(Dataset records)
++++++++++

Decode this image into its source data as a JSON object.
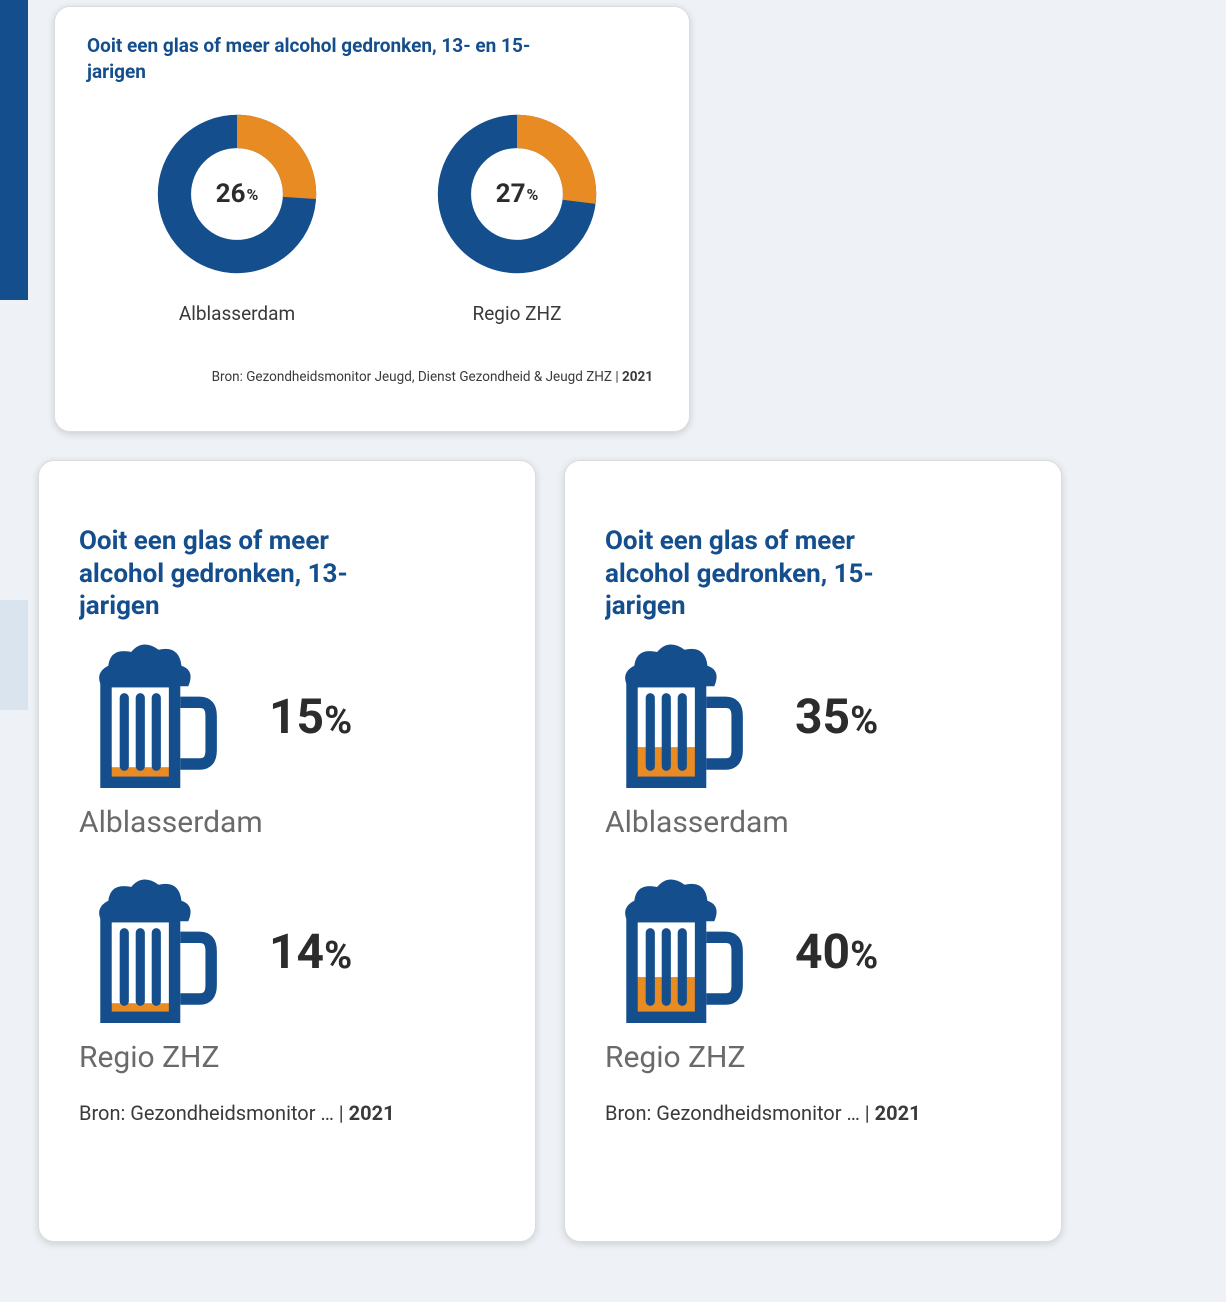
{
  "colors": {
    "primary": "#144e8c",
    "accent": "#e98b23",
    "card_bg": "#ffffff",
    "page_bg": "#eef2f6",
    "text_dark": "#2c2c2c",
    "text_muted": "#6a6a6a"
  },
  "top_card": {
    "title": "Ooit een glas of meer alcohol gedronken, 13- en 15-jarigen",
    "title_fontsize": 19,
    "donuts": [
      {
        "value": 26,
        "value_str": "26",
        "pct_sign": "%",
        "label": "Alblasserdam",
        "ring_bg_color": "#144e8c",
        "ring_fg_color": "#e98b23",
        "inner_radius_ratio": 0.58,
        "start_angle_deg": 0
      },
      {
        "value": 27,
        "value_str": "27",
        "pct_sign": "%",
        "label": "Regio ZHZ",
        "ring_bg_color": "#144e8c",
        "ring_fg_color": "#e98b23",
        "inner_radius_ratio": 0.58,
        "start_angle_deg": 0
      }
    ],
    "source_prefix": "Bron: Gezondheidsmonitor Jeugd, Dienst Gezondheid & Jeugd ZHZ | ",
    "source_year": "2021"
  },
  "left_card": {
    "title": "Ooit een glas of meer alcohol gedronken, 13-jarigen",
    "title_fontsize": 26,
    "items": [
      {
        "value": 15,
        "value_str": "15",
        "pct_sign": "%",
        "label": "Alblasserdam",
        "fill_ratio": 0.15,
        "mug_color": "#144e8c",
        "fill_color": "#e98b23"
      },
      {
        "value": 14,
        "value_str": "14",
        "pct_sign": "%",
        "label": "Regio ZHZ",
        "fill_ratio": 0.14,
        "mug_color": "#144e8c",
        "fill_color": "#e98b23"
      }
    ],
    "source_prefix": "Bron: Gezondheidsmonitor … | ",
    "source_year": "2021"
  },
  "right_card": {
    "title": "Ooit een glas of meer alcohol gedronken, 15-jarigen",
    "title_fontsize": 26,
    "items": [
      {
        "value": 35,
        "value_str": "35",
        "pct_sign": "%",
        "label": "Alblasserdam",
        "fill_ratio": 0.35,
        "mug_color": "#144e8c",
        "fill_color": "#e98b23"
      },
      {
        "value": 40,
        "value_str": "40",
        "pct_sign": "%",
        "label": "Regio ZHZ",
        "fill_ratio": 0.4,
        "mug_color": "#144e8c",
        "fill_color": "#e98b23"
      }
    ],
    "source_prefix": "Bron: Gezondheidsmonitor … | ",
    "source_year": "2021"
  }
}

++++++++++

Determine the number of lines in the entries above where the string "Ooit" appears. Answer with the number alone.

3